_WRITTEN EXERCISE_.
Select, from the material below, each line with "Price" in it.

_DATASET CONTENT_.
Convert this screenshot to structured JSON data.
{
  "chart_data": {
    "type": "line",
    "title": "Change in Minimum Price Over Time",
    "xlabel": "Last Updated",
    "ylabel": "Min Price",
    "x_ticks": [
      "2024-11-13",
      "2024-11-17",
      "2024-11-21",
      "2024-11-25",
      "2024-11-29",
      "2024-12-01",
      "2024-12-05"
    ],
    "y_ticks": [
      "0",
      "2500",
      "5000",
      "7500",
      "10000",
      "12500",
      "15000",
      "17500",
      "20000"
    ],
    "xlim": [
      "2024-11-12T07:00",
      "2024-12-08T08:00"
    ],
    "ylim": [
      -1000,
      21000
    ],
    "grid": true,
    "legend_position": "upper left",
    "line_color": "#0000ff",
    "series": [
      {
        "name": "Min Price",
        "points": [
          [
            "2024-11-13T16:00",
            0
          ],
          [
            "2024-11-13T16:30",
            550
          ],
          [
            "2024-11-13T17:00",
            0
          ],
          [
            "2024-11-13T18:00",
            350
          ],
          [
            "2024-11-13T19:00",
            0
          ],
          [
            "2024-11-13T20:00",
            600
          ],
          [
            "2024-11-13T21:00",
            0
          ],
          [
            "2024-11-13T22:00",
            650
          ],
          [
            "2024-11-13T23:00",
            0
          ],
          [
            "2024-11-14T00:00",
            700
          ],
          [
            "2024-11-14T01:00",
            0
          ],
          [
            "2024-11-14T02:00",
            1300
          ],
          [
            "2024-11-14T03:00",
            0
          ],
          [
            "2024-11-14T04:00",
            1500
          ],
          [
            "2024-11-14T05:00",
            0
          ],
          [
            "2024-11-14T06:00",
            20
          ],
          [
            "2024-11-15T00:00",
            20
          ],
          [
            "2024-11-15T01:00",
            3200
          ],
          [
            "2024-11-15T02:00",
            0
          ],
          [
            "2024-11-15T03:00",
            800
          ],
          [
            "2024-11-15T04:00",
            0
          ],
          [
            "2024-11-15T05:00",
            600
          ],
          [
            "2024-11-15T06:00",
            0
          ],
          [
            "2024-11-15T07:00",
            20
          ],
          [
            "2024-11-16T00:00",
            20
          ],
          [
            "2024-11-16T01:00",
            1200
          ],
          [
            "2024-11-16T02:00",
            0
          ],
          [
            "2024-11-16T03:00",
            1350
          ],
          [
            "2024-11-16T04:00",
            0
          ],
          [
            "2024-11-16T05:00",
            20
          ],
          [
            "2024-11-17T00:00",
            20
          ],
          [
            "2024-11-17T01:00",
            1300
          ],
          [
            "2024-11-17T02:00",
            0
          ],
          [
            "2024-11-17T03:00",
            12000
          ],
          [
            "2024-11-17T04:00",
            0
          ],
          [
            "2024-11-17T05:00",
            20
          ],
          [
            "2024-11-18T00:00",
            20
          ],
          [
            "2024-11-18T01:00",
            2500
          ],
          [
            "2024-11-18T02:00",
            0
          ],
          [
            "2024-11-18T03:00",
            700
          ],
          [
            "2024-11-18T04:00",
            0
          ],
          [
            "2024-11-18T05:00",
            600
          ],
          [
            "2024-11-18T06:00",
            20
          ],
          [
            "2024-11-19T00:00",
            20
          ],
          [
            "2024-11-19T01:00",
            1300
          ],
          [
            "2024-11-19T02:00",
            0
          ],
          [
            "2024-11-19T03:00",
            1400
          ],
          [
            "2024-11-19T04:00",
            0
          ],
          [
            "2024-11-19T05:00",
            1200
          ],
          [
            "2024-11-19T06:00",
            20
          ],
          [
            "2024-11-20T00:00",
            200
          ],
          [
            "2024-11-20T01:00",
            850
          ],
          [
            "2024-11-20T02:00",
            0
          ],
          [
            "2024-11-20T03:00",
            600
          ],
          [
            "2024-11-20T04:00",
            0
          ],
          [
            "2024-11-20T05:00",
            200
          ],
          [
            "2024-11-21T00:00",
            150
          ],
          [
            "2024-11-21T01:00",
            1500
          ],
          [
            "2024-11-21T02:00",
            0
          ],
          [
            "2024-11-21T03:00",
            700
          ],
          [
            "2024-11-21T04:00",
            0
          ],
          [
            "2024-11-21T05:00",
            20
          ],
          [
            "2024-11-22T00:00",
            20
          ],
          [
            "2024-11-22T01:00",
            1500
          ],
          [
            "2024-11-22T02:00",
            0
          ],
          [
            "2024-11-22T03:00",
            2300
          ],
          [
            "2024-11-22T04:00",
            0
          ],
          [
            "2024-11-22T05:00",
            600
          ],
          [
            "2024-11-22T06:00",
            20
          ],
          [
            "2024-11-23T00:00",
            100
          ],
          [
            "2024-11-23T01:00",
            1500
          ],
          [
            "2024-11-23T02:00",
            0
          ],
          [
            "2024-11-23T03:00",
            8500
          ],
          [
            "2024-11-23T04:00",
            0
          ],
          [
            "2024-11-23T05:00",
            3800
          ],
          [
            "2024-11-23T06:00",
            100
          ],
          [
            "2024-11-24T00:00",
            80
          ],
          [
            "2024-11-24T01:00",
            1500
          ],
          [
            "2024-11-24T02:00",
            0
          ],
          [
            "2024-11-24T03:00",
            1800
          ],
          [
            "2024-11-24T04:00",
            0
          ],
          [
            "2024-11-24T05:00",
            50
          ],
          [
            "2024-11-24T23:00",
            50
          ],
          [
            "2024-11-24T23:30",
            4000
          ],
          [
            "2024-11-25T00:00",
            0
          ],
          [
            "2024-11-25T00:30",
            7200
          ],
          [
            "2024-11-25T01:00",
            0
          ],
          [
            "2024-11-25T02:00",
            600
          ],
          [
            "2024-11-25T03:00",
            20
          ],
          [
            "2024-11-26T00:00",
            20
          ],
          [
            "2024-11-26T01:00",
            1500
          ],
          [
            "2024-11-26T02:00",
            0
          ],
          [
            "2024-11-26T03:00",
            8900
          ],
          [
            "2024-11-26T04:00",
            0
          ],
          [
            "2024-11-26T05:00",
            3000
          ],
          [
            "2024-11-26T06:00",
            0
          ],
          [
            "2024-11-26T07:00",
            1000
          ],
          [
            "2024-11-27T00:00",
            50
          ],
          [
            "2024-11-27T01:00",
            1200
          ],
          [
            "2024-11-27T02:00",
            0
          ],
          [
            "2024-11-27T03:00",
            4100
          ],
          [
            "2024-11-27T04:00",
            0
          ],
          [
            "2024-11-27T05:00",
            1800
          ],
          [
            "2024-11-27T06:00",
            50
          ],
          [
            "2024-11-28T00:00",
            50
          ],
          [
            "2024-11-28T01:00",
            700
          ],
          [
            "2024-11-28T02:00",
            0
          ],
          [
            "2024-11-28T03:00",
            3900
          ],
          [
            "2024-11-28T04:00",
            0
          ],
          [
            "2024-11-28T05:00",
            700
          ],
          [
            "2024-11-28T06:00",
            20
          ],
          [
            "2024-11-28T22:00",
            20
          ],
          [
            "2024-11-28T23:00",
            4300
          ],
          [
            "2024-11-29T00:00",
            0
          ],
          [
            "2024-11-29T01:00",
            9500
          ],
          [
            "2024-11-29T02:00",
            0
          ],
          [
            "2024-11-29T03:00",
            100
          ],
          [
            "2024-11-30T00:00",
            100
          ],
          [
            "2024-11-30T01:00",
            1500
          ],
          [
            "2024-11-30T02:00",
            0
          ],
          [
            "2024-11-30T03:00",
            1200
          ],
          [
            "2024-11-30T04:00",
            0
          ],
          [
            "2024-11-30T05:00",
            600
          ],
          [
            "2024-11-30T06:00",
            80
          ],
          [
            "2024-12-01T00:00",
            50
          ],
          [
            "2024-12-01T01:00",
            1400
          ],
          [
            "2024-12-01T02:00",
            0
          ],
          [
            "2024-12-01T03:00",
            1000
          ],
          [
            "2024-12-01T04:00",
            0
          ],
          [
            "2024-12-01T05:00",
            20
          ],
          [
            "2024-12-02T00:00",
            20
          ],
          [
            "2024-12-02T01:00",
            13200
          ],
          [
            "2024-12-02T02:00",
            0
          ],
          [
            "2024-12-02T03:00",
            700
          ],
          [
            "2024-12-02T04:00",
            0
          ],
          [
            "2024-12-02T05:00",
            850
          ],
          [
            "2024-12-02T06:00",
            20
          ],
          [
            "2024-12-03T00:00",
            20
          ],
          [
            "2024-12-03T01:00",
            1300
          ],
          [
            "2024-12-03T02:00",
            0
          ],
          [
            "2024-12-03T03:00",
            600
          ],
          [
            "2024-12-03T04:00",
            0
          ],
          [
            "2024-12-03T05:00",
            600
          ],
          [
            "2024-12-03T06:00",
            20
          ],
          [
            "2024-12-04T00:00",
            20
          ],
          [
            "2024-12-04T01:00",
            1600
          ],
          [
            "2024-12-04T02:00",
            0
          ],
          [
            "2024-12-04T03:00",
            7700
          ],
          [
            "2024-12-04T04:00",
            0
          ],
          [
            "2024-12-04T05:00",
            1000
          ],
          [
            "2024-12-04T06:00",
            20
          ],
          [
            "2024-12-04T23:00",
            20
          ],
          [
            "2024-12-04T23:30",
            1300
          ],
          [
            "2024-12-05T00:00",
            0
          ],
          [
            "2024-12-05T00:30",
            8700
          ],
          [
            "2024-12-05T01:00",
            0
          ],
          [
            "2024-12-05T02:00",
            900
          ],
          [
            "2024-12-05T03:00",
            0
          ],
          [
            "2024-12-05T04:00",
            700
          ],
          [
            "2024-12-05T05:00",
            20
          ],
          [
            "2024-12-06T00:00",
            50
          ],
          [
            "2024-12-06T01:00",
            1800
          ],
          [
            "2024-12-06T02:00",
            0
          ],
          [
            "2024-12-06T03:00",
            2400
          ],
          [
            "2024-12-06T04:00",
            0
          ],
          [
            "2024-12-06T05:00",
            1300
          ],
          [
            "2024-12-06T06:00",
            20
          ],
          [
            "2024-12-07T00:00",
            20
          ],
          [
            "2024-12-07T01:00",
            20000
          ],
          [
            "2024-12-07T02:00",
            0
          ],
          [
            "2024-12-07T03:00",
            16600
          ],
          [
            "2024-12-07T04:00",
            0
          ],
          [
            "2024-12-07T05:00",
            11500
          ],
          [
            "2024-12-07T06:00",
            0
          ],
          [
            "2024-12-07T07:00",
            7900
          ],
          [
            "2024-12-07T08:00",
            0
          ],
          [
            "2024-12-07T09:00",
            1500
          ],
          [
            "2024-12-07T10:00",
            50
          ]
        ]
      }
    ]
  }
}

_SOLUTION TO THIS EXERCISE_.
    "title": "Change in Minimum Price Over Time",
    "ylabel": "Min Price",
        "name": "Min Price",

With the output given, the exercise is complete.